— BEGIN —
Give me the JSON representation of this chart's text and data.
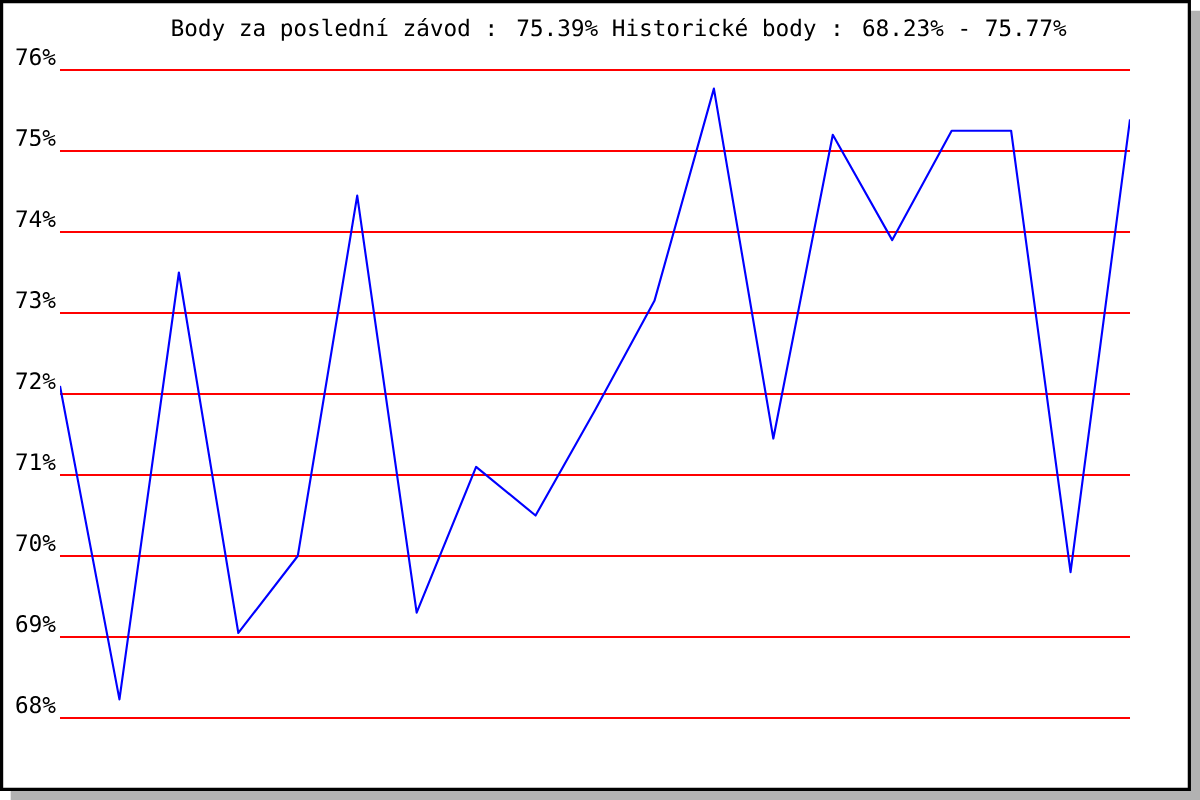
{
  "chart_data": {
    "type": "line",
    "title": "Body za poslední závod : 75.39%  Historické body : 68.23% - 75.77%",
    "categories": [
      null,
      null,
      null,
      null,
      null,
      null,
      null,
      null,
      null,
      null,
      null,
      null,
      null,
      null,
      null,
      null,
      null,
      null,
      null
    ],
    "series": [
      {
        "color": "#0000ff",
        "values": [
          72.1,
          68.23,
          73.5,
          69.05,
          70.0,
          74.45,
          69.3,
          71.1,
          70.5,
          71.8,
          73.15,
          75.77,
          71.45,
          75.2,
          73.9,
          75.25,
          75.25,
          69.8,
          75.39
        ]
      }
    ],
    "ylim": [
      68,
      76
    ],
    "yticks": [
      {
        "value": 68,
        "label": "68%"
      },
      {
        "value": 69,
        "label": "69%"
      },
      {
        "value": 70,
        "label": "70%"
      },
      {
        "value": 71,
        "label": "71%"
      },
      {
        "value": 72,
        "label": "72%"
      },
      {
        "value": 73,
        "label": "73%"
      },
      {
        "value": 74,
        "label": "74%"
      },
      {
        "value": 75,
        "label": "75%"
      },
      {
        "value": 76,
        "label": "76%"
      }
    ],
    "grid": "y",
    "tick_labels": "y",
    "marker": "none",
    "line_style": "solid"
  }
}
— END —
» What needs to be done
Transcribe every entry word for word, but skip the pictures.

» Complete answer
Give me the JSON representation of this chart's text and data.
{
  "chart_data": {
    "type": "line",
    "title": "Body za poslední závod : 75.39%  Historické body : 68.23% - 75.77%",
    "categories": [
      null,
      null,
      null,
      null,
      null,
      null,
      null,
      null,
      null,
      null,
      null,
      null,
      null,
      null,
      null,
      null,
      null,
      null,
      null
    ],
    "series": [
      {
        "color": "#0000ff",
        "values": [
          72.1,
          68.23,
          73.5,
          69.05,
          70.0,
          74.45,
          69.3,
          71.1,
          70.5,
          71.8,
          73.15,
          75.77,
          71.45,
          75.2,
          73.9,
          75.25,
          75.25,
          69.8,
          75.39
        ]
      }
    ],
    "ylim": [
      68,
      76
    ],
    "yticks": [
      {
        "value": 68,
        "label": "68%"
      },
      {
        "value": 69,
        "label": "69%"
      },
      {
        "value": 70,
        "label": "70%"
      },
      {
        "value": 71,
        "label": "71%"
      },
      {
        "value": 72,
        "label": "72%"
      },
      {
        "value": 73,
        "label": "73%"
      },
      {
        "value": 74,
        "label": "74%"
      },
      {
        "value": 75,
        "label": "75%"
      },
      {
        "value": 76,
        "label": "76%"
      }
    ],
    "grid": "y",
    "tick_labels": "y",
    "marker": "none",
    "line_style": "solid"
  }
}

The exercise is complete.